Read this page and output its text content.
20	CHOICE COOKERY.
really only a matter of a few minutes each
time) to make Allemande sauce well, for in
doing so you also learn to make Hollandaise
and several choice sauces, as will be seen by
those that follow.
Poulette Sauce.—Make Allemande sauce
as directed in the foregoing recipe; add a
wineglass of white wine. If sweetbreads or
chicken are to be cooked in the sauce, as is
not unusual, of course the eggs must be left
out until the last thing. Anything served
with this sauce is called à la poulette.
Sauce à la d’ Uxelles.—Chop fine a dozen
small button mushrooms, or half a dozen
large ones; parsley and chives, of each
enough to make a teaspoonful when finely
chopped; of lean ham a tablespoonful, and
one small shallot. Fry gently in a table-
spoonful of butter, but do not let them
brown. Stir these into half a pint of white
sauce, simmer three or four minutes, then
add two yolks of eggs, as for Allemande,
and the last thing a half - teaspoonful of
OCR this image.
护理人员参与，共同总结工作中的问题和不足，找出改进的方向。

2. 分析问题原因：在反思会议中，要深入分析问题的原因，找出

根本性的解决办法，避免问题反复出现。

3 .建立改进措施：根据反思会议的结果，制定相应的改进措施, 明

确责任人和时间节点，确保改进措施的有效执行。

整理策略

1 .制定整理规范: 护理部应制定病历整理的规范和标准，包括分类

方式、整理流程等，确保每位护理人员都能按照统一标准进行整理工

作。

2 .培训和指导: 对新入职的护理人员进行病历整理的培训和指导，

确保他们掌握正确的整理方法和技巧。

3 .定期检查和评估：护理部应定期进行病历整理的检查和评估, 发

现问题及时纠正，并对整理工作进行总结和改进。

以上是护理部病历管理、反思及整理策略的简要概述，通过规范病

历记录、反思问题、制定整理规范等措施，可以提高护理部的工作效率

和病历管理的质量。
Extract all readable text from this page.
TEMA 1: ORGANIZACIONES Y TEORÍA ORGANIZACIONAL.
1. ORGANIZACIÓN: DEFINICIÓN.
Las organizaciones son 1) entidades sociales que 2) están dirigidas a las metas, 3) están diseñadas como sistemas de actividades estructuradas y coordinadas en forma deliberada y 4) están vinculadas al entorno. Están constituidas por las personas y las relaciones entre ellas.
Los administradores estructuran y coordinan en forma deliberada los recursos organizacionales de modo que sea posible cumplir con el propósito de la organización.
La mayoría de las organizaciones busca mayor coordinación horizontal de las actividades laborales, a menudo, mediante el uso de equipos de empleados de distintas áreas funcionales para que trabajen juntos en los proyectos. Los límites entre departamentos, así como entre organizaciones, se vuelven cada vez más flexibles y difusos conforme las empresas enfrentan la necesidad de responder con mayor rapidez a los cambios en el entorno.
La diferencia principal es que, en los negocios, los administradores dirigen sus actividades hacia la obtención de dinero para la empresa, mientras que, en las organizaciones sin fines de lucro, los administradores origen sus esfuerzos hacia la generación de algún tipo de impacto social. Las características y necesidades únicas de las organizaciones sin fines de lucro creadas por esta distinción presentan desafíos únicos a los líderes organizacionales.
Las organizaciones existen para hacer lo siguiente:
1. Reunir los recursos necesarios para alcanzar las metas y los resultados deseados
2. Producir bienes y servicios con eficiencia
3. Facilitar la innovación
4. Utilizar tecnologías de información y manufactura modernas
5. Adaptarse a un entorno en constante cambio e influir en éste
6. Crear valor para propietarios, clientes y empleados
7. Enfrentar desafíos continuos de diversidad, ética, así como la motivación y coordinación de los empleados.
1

» AIM OF THE EXERCISE: Count the lines in the entries above that include the string "this", then give only that figure.

» RESPONSE: 4